■ YOUR TASK
Pictures do not belong in your copy. Repeat all the other data exactly.
-.-.-
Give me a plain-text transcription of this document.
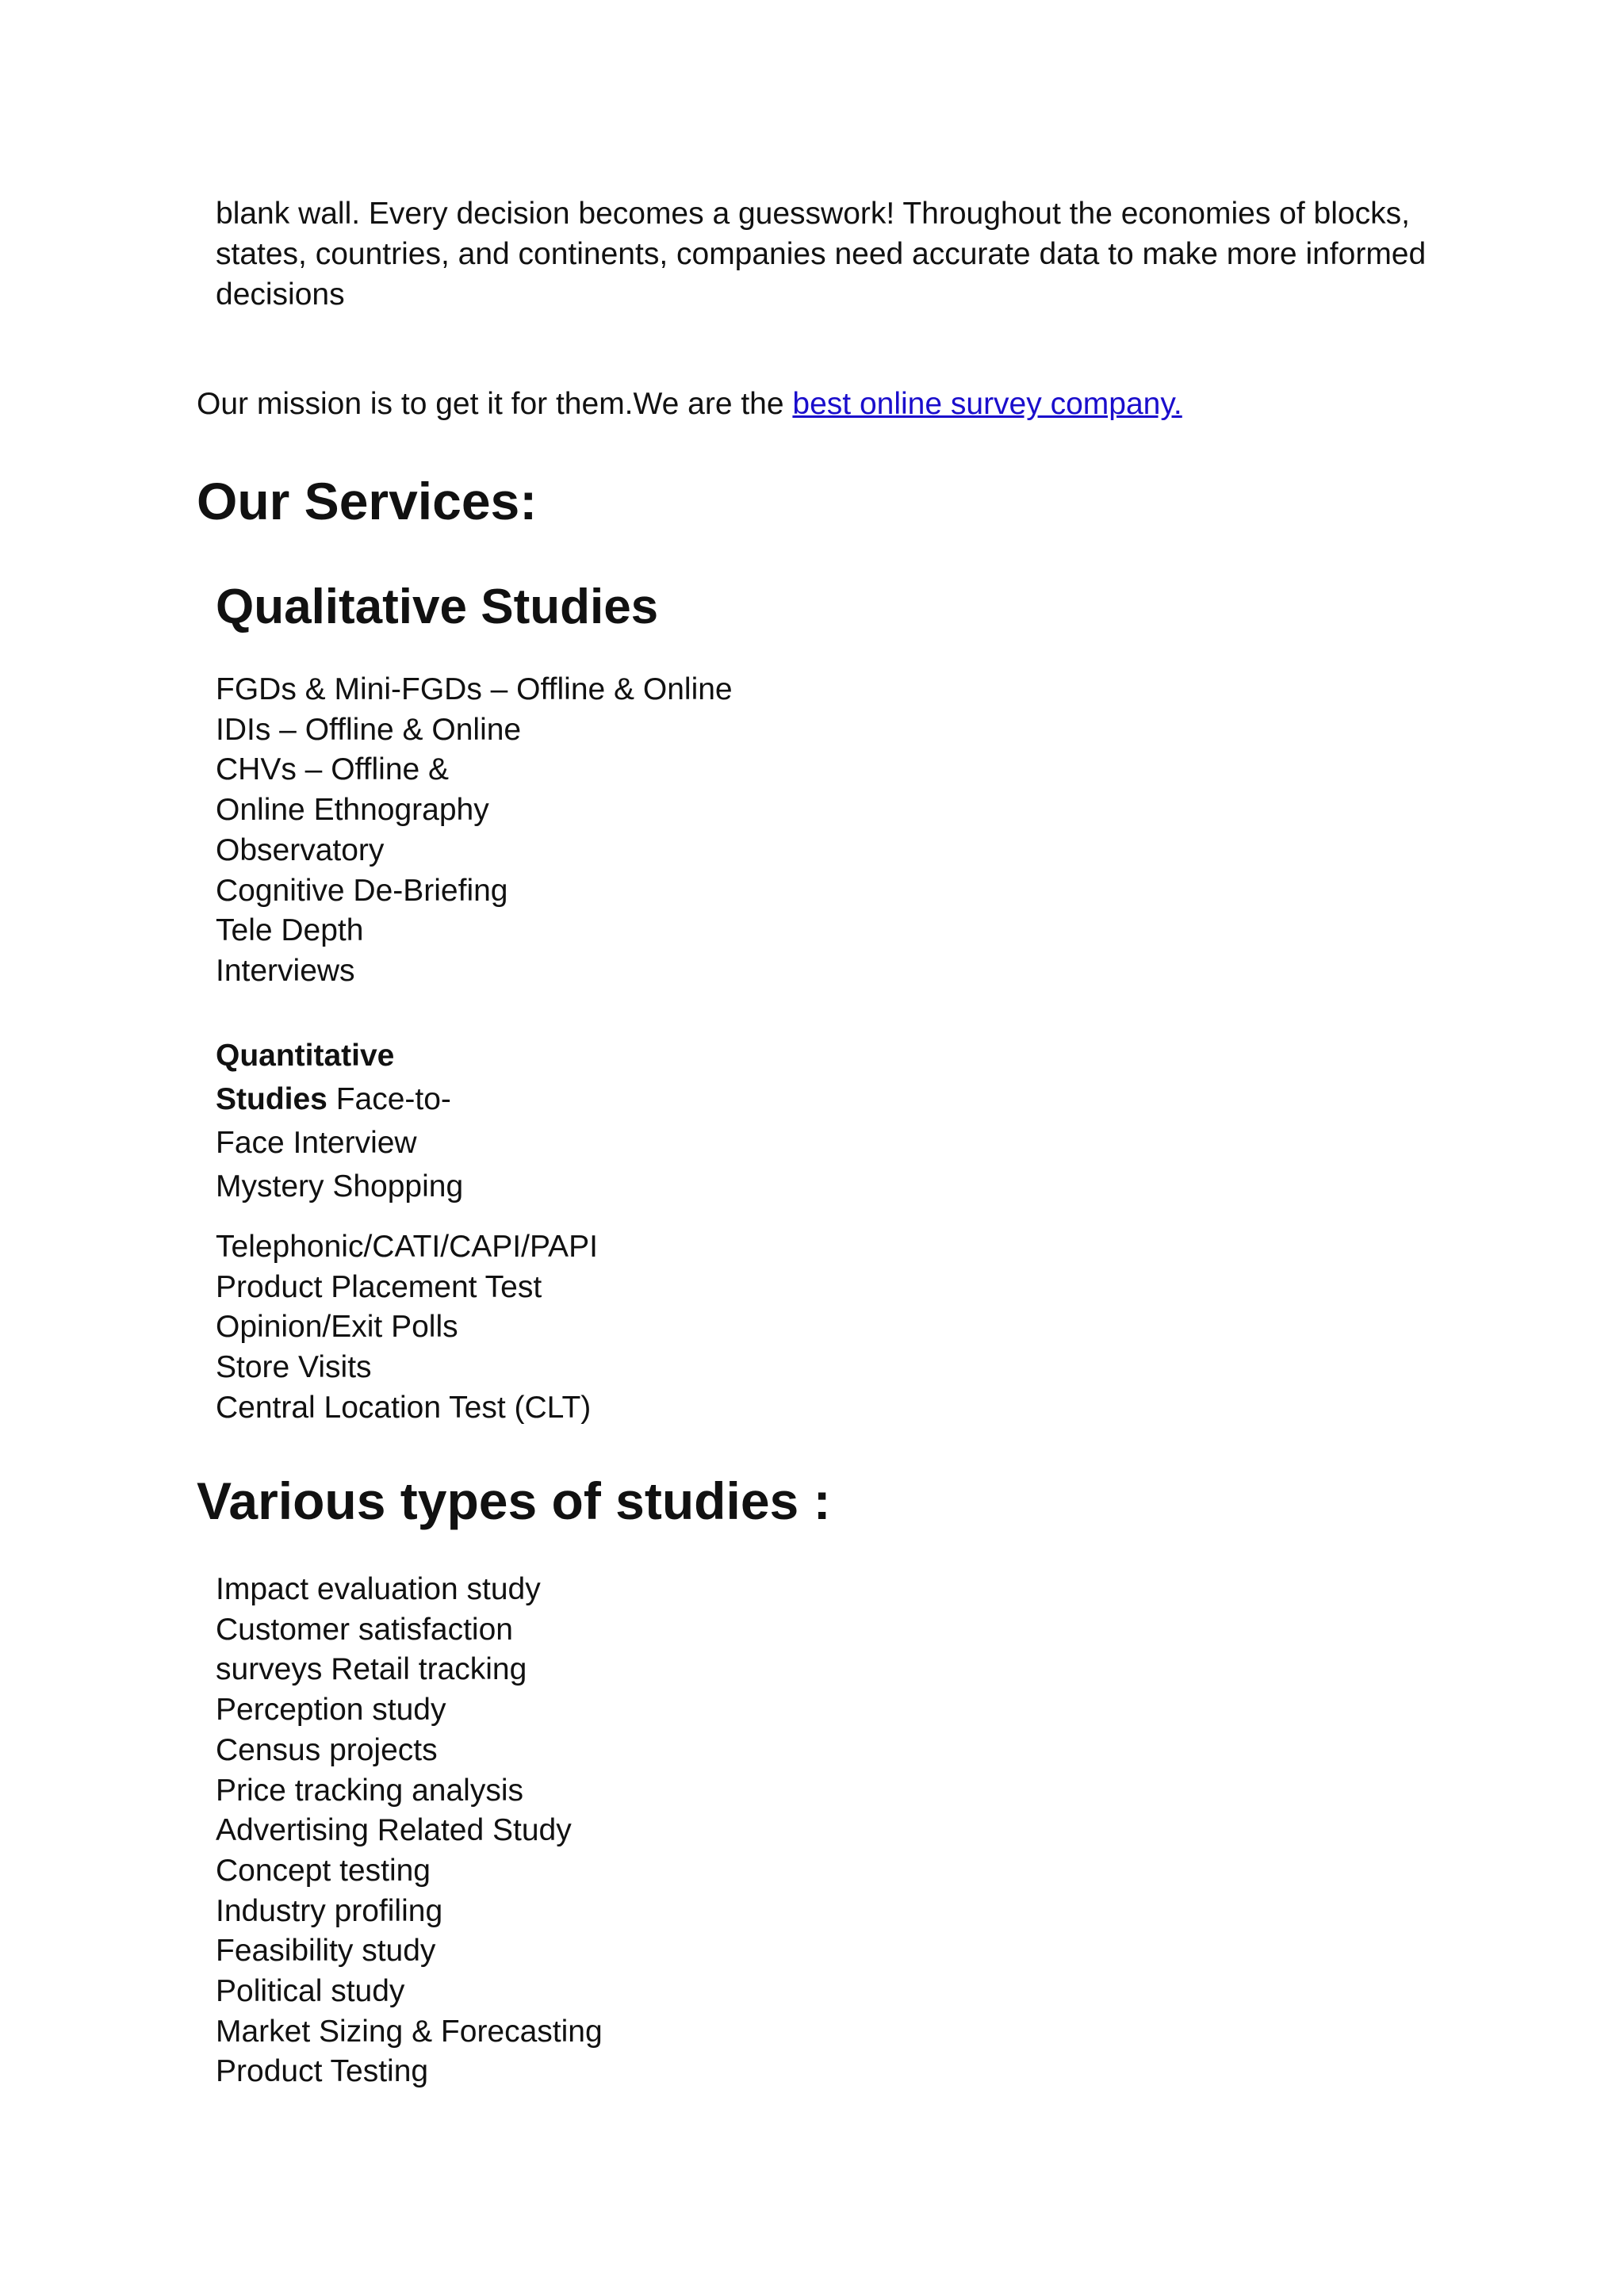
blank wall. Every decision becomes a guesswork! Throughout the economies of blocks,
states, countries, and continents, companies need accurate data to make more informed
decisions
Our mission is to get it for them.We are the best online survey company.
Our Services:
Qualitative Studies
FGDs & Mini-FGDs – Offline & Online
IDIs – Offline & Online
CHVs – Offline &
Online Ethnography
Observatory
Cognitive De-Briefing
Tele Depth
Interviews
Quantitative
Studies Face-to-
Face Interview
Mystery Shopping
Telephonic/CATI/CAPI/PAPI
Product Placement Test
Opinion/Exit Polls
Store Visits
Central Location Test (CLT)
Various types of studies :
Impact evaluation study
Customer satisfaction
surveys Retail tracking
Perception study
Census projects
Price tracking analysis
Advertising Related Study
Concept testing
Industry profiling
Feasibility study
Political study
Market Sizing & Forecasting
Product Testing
-.-.-
■ PROBLEM SOLUTION
Give me a plain-text transcription of this document.
blank wall. Every decision becomes a guesswork! Throughout the economies of blocks,
states, countries, and continents, companies need accurate data to make more informed
decisions
Our mission is to get it for them.We are the best online survey company.
Our Services:
Qualitative Studies
FGDs & Mini-FGDs – Offline & Online
IDIs – Offline & Online
CHVs – Offline &
Online Ethnography
Observatory
Cognitive De-Briefing
Tele Depth
Interviews
Quantitative
Studies Face-to-
Face Interview
Mystery Shopping
Telephonic/CATI/CAPI/PAPI
Product Placement Test
Opinion/Exit Polls
Store Visits
Central Location Test (CLT)
Various types of studies :
Impact evaluation study
Customer satisfaction
surveys Retail tracking
Perception study
Census projects
Price tracking analysis
Advertising Related Study
Concept testing
Industry profiling
Feasibility study
Political study
Market Sizing & Forecasting
Product Testing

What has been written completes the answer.